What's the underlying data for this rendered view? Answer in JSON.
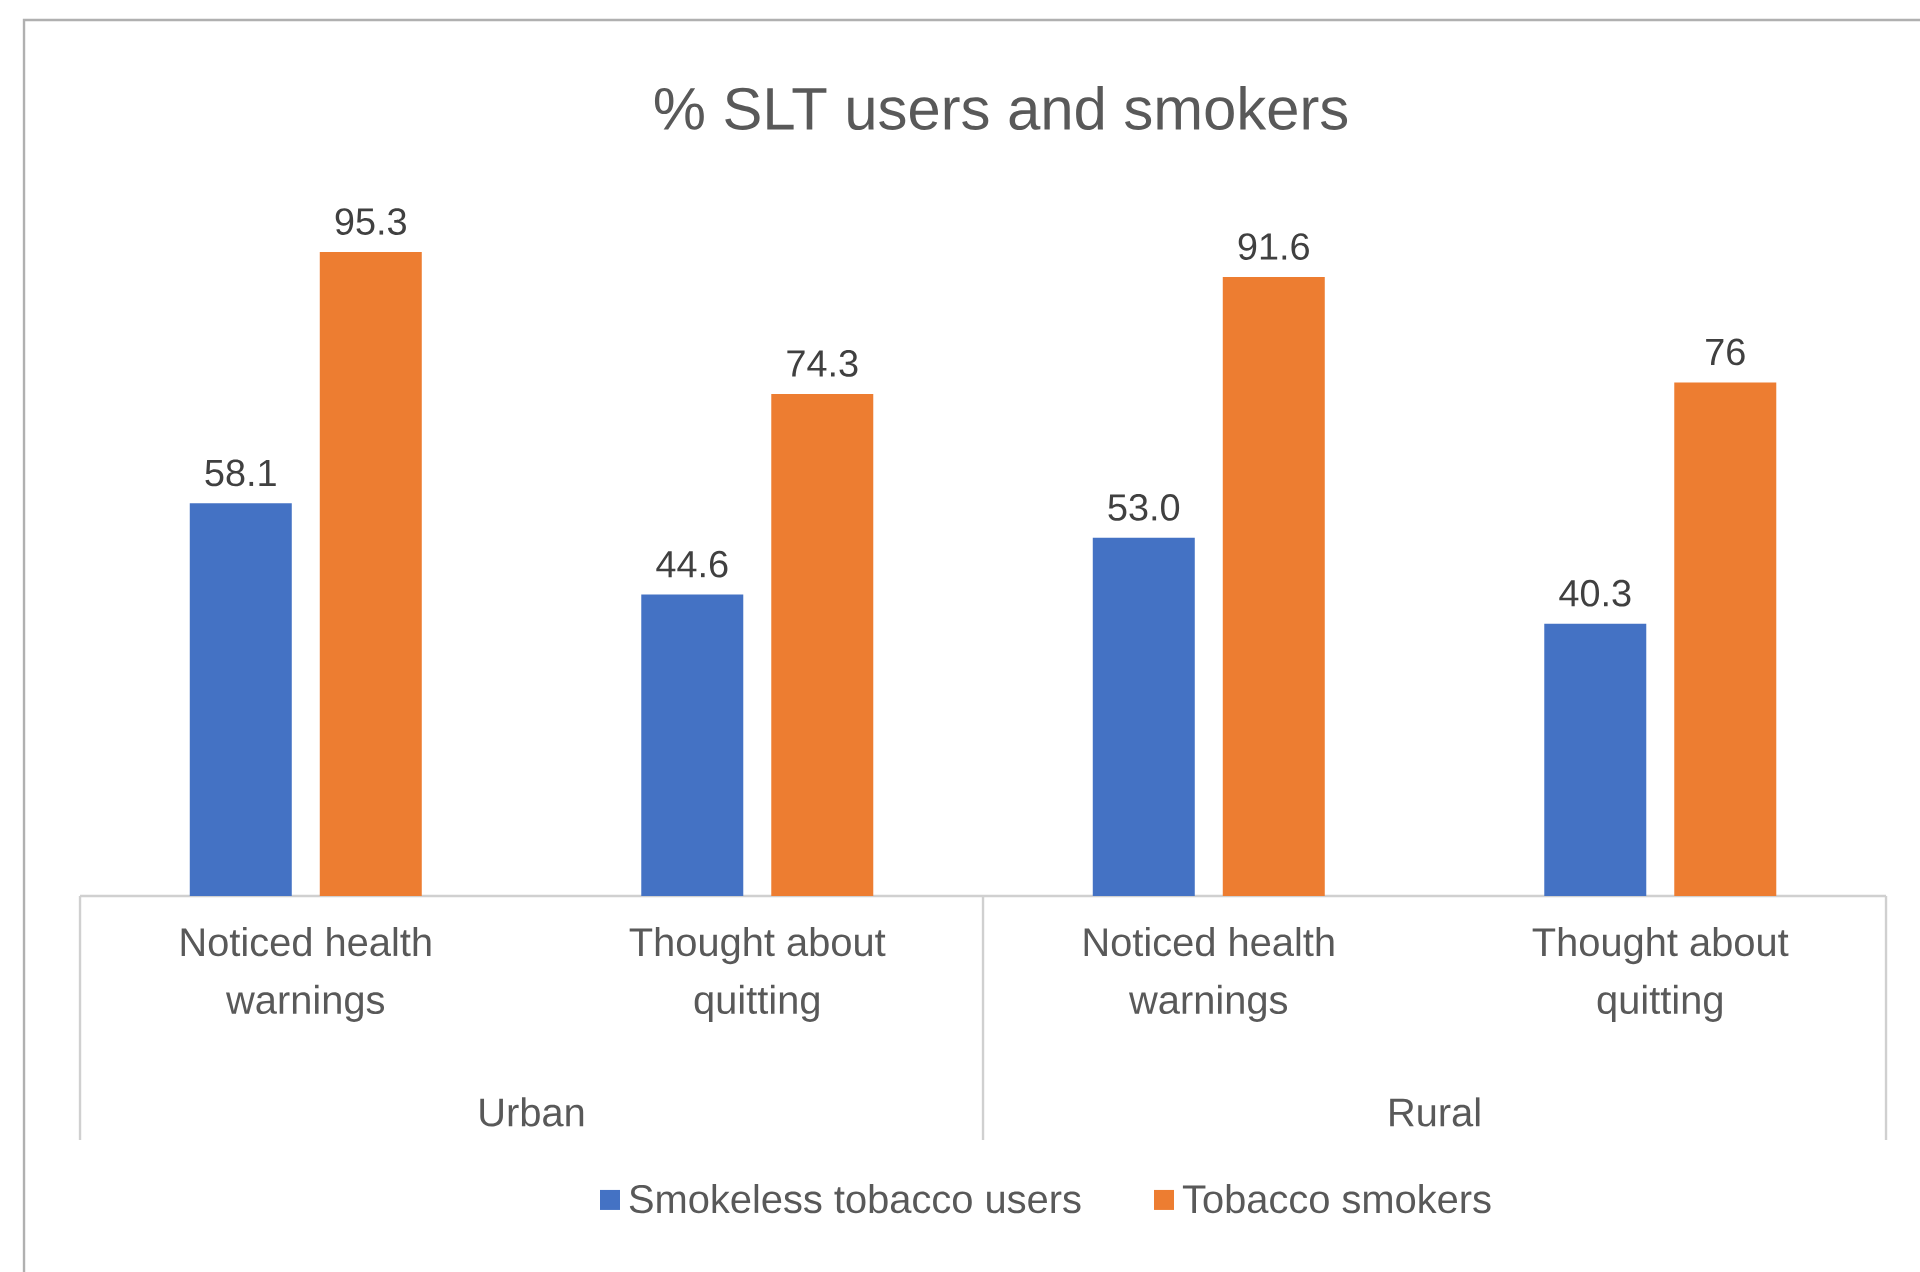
{
  "chart_data": {
    "type": "bar",
    "title": "% SLT users and smokers",
    "categories": [
      "Noticed health warnings",
      "Thought  about quitting",
      "Noticed health warnings",
      "Thought  about quitting"
    ],
    "series": [
      {
        "name": "Smokeless tobacco users",
        "color": "#4472c4",
        "values": [
          58.1,
          44.6,
          53.0,
          40.3
        ],
        "value_labels": [
          "58.1",
          "44.6",
          "53.0",
          "40.3"
        ]
      },
      {
        "name": "Tobacco smokers",
        "color": "#ed7d31",
        "values": [
          95.3,
          74.3,
          91.6,
          76
        ],
        "value_labels": [
          "95.3",
          "74.3",
          "91.6",
          "76"
        ]
      }
    ],
    "annotations": [
      "Urban",
      "Rural"
    ],
    "legend": "bottom"
  }
}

Work to do> Reproduce every line precisely as given, omitting all pictures.

Correct response>
What's the underlying data for this rendered view? Answer in JSON.
{
  "chart_data": {
    "type": "bar",
    "title": "% SLT users and smokers",
    "categories": [
      "Noticed health warnings",
      "Thought  about quitting",
      "Noticed health warnings",
      "Thought  about quitting"
    ],
    "series": [
      {
        "name": "Smokeless tobacco users",
        "color": "#4472c4",
        "values": [
          58.1,
          44.6,
          53.0,
          40.3
        ],
        "value_labels": [
          "58.1",
          "44.6",
          "53.0",
          "40.3"
        ]
      },
      {
        "name": "Tobacco smokers",
        "color": "#ed7d31",
        "values": [
          95.3,
          74.3,
          91.6,
          76
        ],
        "value_labels": [
          "95.3",
          "74.3",
          "91.6",
          "76"
        ]
      }
    ],
    "annotations": [
      "Urban",
      "Rural"
    ],
    "legend": "bottom"
  }
}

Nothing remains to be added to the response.